Start Records for the exercise

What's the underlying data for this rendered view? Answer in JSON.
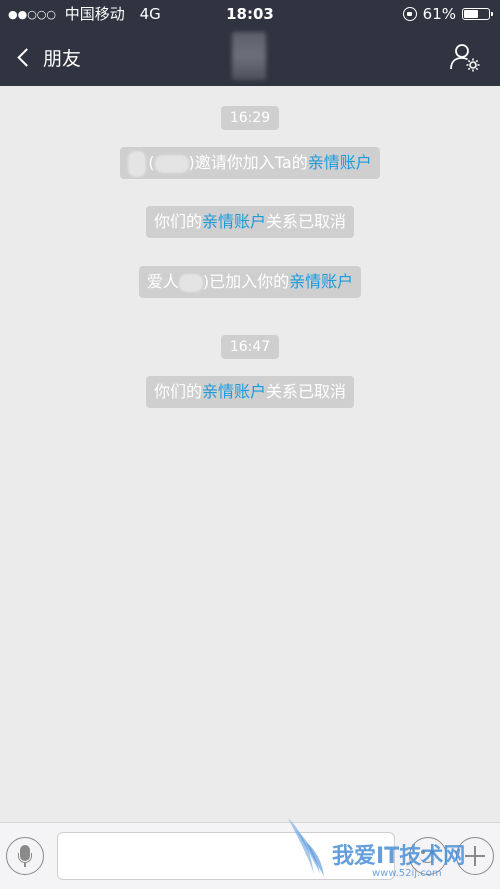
{
  "status_bar": {
    "signal": "●●○○○",
    "carrier": "中国移动",
    "network": "4G",
    "time": "18:03",
    "battery_percent": "61%",
    "battery_level": 0.61
  },
  "nav": {
    "back_label": "朋友"
  },
  "messages": [
    {
      "type": "time",
      "text": "16:29"
    },
    {
      "type": "system",
      "parts": {
        "open": "(",
        "mid": ")邀请你加入Ta的",
        "link": "亲情账户"
      }
    },
    {
      "type": "system",
      "parts": {
        "pre": "你们的",
        "link": "亲情账户",
        "post": "关系已取消"
      }
    },
    {
      "type": "system",
      "parts": {
        "pre": "爱人",
        "mid": ")已加入你的",
        "link": "亲情账户"
      }
    },
    {
      "type": "time",
      "text": "16:47"
    },
    {
      "type": "system",
      "parts": {
        "pre": "你们的",
        "link": "亲情账户",
        "post": "关系已取消"
      }
    }
  ],
  "input": {
    "placeholder": ""
  },
  "watermark": {
    "text": "我爱IT技术网",
    "url": "www.52ij.com"
  }
}
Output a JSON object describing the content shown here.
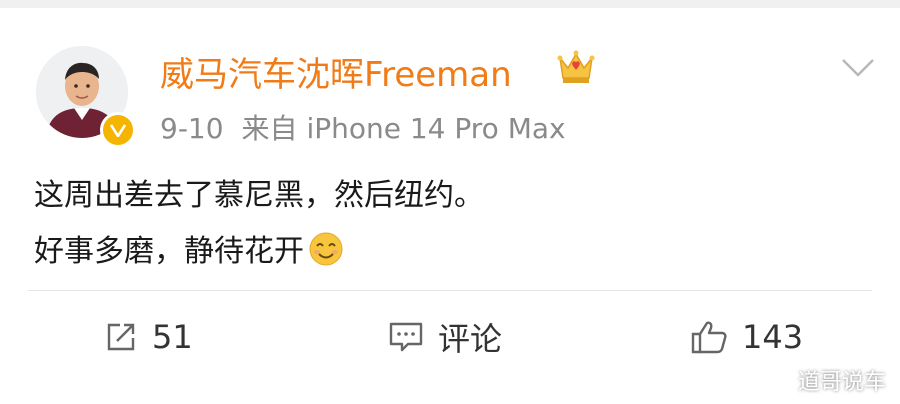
{
  "post": {
    "username": "威马汽车沈晖Freeman",
    "date": "9-10",
    "source": "来自 iPhone 14 Pro Max",
    "content_line1": "这周出差去了慕尼黑，然后纽约。",
    "content_line2": "好事多磨，静待花开",
    "emoji": "smiling-face-emoji",
    "avatar": "avatar-photo",
    "verified_badge": "verified-v-badge",
    "member_badge": "crown-icon"
  },
  "actions": {
    "share_count": "51",
    "comment_label": "评论",
    "like_count": "143"
  },
  "watermark": {
    "text": "道哥说车"
  },
  "colors": {
    "username": "#f07b17",
    "meta": "#8a8a8a",
    "badge": "#f5b400"
  }
}
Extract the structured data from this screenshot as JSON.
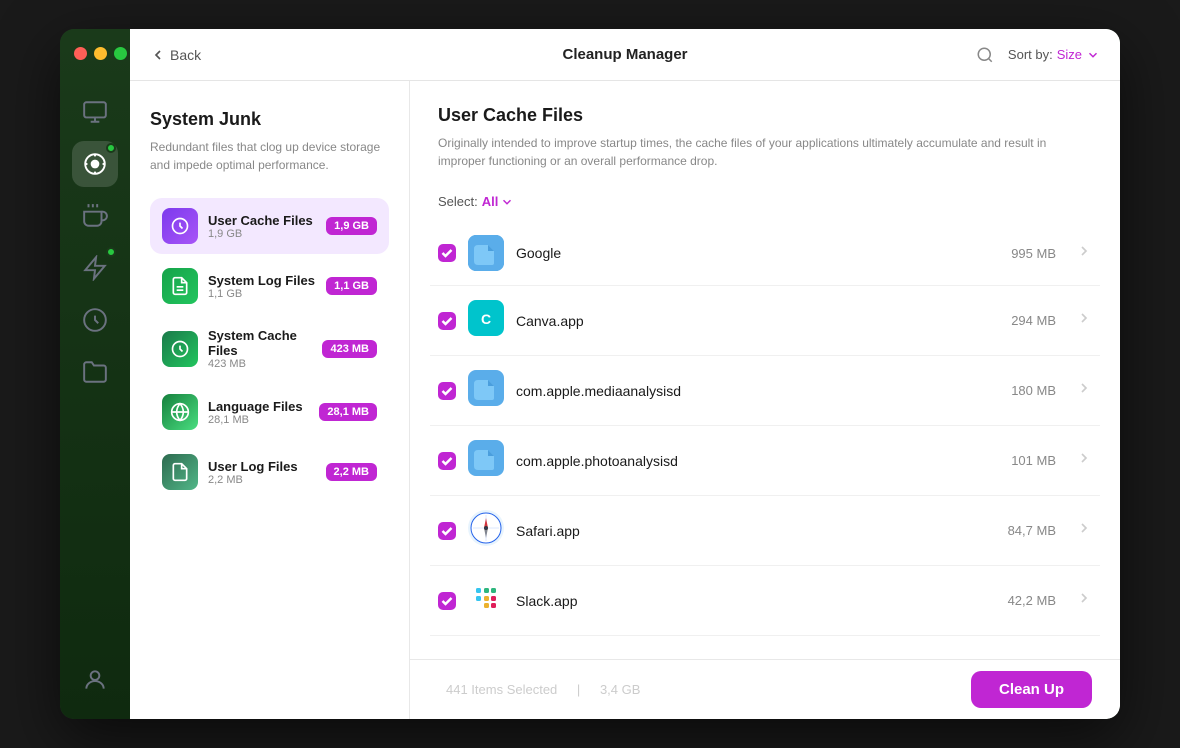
{
  "window": {
    "title": "Cleanup Manager"
  },
  "header": {
    "back_label": "Back",
    "title": "Cleanup Manager",
    "search_label": "search",
    "sort_label": "Sort by:",
    "sort_value": "Size"
  },
  "left_panel": {
    "section_title": "System Junk",
    "section_desc": "Redundant files that clog up device storage and impede optimal performance.",
    "items": [
      {
        "id": "user-cache",
        "name": "User Cache Files",
        "size": "1,9 GB",
        "badge": "1,9 GB",
        "selected": true
      },
      {
        "id": "system-log",
        "name": "System Log Files",
        "size": "1,1 GB",
        "badge": "1,1 GB",
        "selected": false
      },
      {
        "id": "system-cache",
        "name": "System Cache Files",
        "size": "423 MB",
        "badge": "423 MB",
        "selected": false
      },
      {
        "id": "language",
        "name": "Language Files",
        "size": "28,1 MB",
        "badge": "28,1 MB",
        "selected": false
      },
      {
        "id": "user-log",
        "name": "User Log Files",
        "size": "2,2 MB",
        "badge": "2,2 MB",
        "selected": false
      }
    ]
  },
  "right_panel": {
    "title": "User Cache Files",
    "desc": "Originally intended to improve startup times, the cache files of your applications ultimately accumulate and result in improper functioning or an overall performance drop.",
    "select_label": "Select:",
    "select_value": "All",
    "files": [
      {
        "name": "Google",
        "size": "995 MB",
        "icon_type": "folder",
        "checked": true
      },
      {
        "name": "Canva.app",
        "size": "294 MB",
        "icon_type": "canva",
        "checked": true
      },
      {
        "name": "com.apple.mediaanalysisd",
        "size": "180 MB",
        "icon_type": "folder",
        "checked": true
      },
      {
        "name": "com.apple.photoanalysisd",
        "size": "101 MB",
        "icon_type": "folder",
        "checked": true
      },
      {
        "name": "Safari.app",
        "size": "84,7 MB",
        "icon_type": "safari",
        "checked": true
      },
      {
        "name": "Slack.app",
        "size": "42,2 MB",
        "icon_type": "slack",
        "checked": true
      }
    ]
  },
  "footer": {
    "items_selected": "441 Items Selected",
    "total_size": "3,4 GB",
    "cleanup_label": "Clean Up"
  },
  "sidebar": {
    "items": [
      {
        "id": "monitor",
        "icon": "monitor"
      },
      {
        "id": "cleaner",
        "icon": "cleaner",
        "active": true,
        "badge": true
      },
      {
        "id": "privacy",
        "icon": "privacy"
      },
      {
        "id": "optimizer",
        "icon": "optimizer",
        "badge": true
      },
      {
        "id": "updater",
        "icon": "updater"
      },
      {
        "id": "files",
        "icon": "files"
      }
    ]
  }
}
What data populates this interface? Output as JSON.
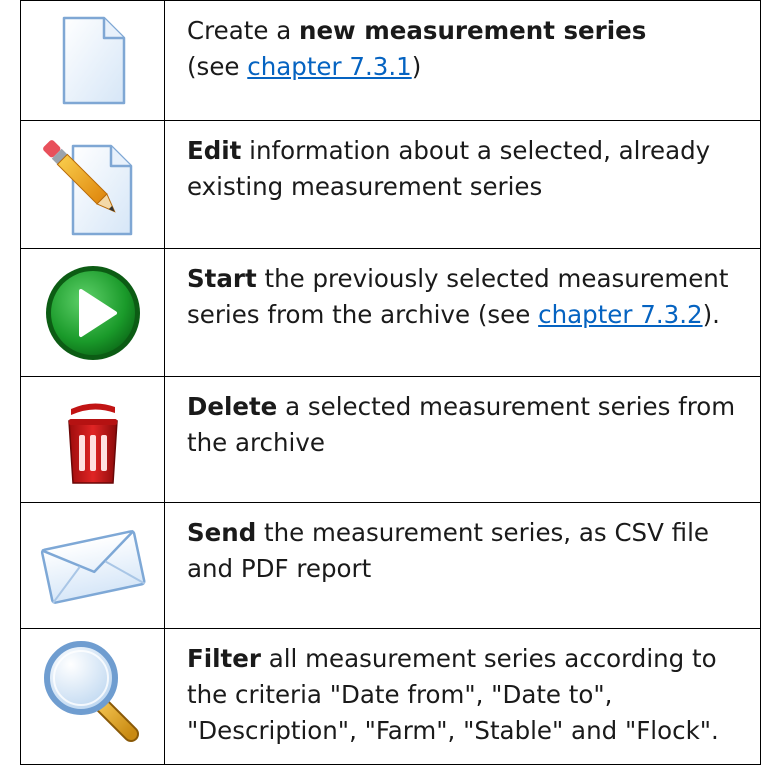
{
  "rows": [
    {
      "icon": "new-document-icon",
      "parts": [
        {
          "text": "Create a ",
          "bold": false
        },
        {
          "text": "new measurement series",
          "bold": true
        },
        {
          "br": true
        },
        {
          "text": "(see ",
          "bold": false
        },
        {
          "text": "chapter 7.3.1",
          "link": true
        },
        {
          "text": ")",
          "bold": false
        }
      ]
    },
    {
      "icon": "edit-document-icon",
      "parts": [
        {
          "text": "Edit",
          "bold": true
        },
        {
          "text": " information about a selected, already existing measurement series",
          "bold": false
        }
      ]
    },
    {
      "icon": "play-icon",
      "parts": [
        {
          "text": "Start",
          "bold": true
        },
        {
          "text": " the previously selected measurement series from the archive (see ",
          "bold": false
        },
        {
          "text": "chapter 7.3.2",
          "link": true
        },
        {
          "text": ").",
          "bold": false
        }
      ]
    },
    {
      "icon": "trash-icon",
      "parts": [
        {
          "text": "Delete",
          "bold": true
        },
        {
          "text": " a selected measurement series from the archive",
          "bold": false
        }
      ]
    },
    {
      "icon": "envelope-icon",
      "parts": [
        {
          "text": "Send",
          "bold": true
        },
        {
          "text": " the measurement series, as CSV file and PDF report",
          "bold": false
        }
      ]
    },
    {
      "icon": "magnifier-icon",
      "parts": [
        {
          "text": "Filter",
          "bold": true
        },
        {
          "text": " all measurement series according to the criteria \"Date from\", \"Date to\", \"Description\", \"Farm\", \"Stable\" and \"Flock\".",
          "bold": false
        }
      ]
    }
  ]
}
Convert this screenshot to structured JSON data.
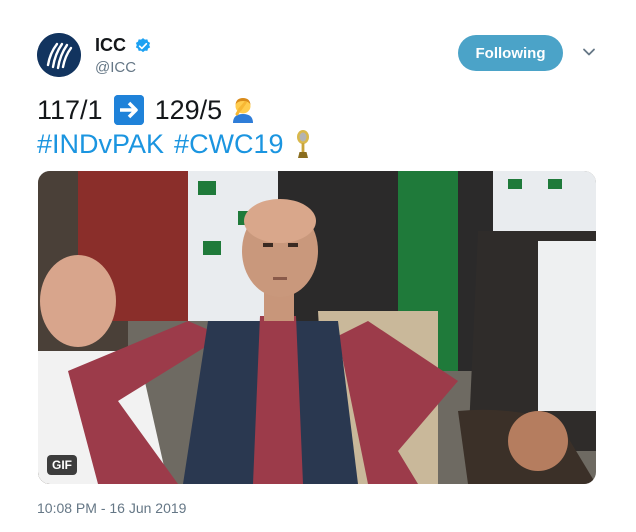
{
  "author": {
    "display_name": "ICC",
    "handle": "@ICC",
    "verified": true,
    "avatar": "icc-logo"
  },
  "follow_button": {
    "label": "Following",
    "color": "#4ba3c8"
  },
  "menu": {
    "icon": "chevron-down-icon"
  },
  "tweet": {
    "score_before": "117/1",
    "arrow": "arrow-right-emoji",
    "score_after": "129/5",
    "emoji_end": "facepalm-emoji",
    "hashtag_1": "#INDvPAK",
    "hashtag_2": "#CWC19",
    "trophy": "trophy-icon",
    "hashtag_color": "#1b95e0"
  },
  "media": {
    "type": "gif",
    "badge": "GIF",
    "subject": "spectator-hands-on-hips"
  },
  "timestamp": "10:08 PM - 16 Jun 2019"
}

End Records for the exercise

* [What is needed]: Gather up every line in the data above that contains the word "from", copying each one.

* [The completed task]:
Extract the structured data from this screenshot as JSON.
          "text": " the previously selected measurement series from the archive (see ",
          "text": " a selected measurement series from the archive",
          "text": " all measurement series according to the criteria \"Date from\", \"Date to\", \"Description\", \"Farm\", \"Stable\" and \"Flock\".",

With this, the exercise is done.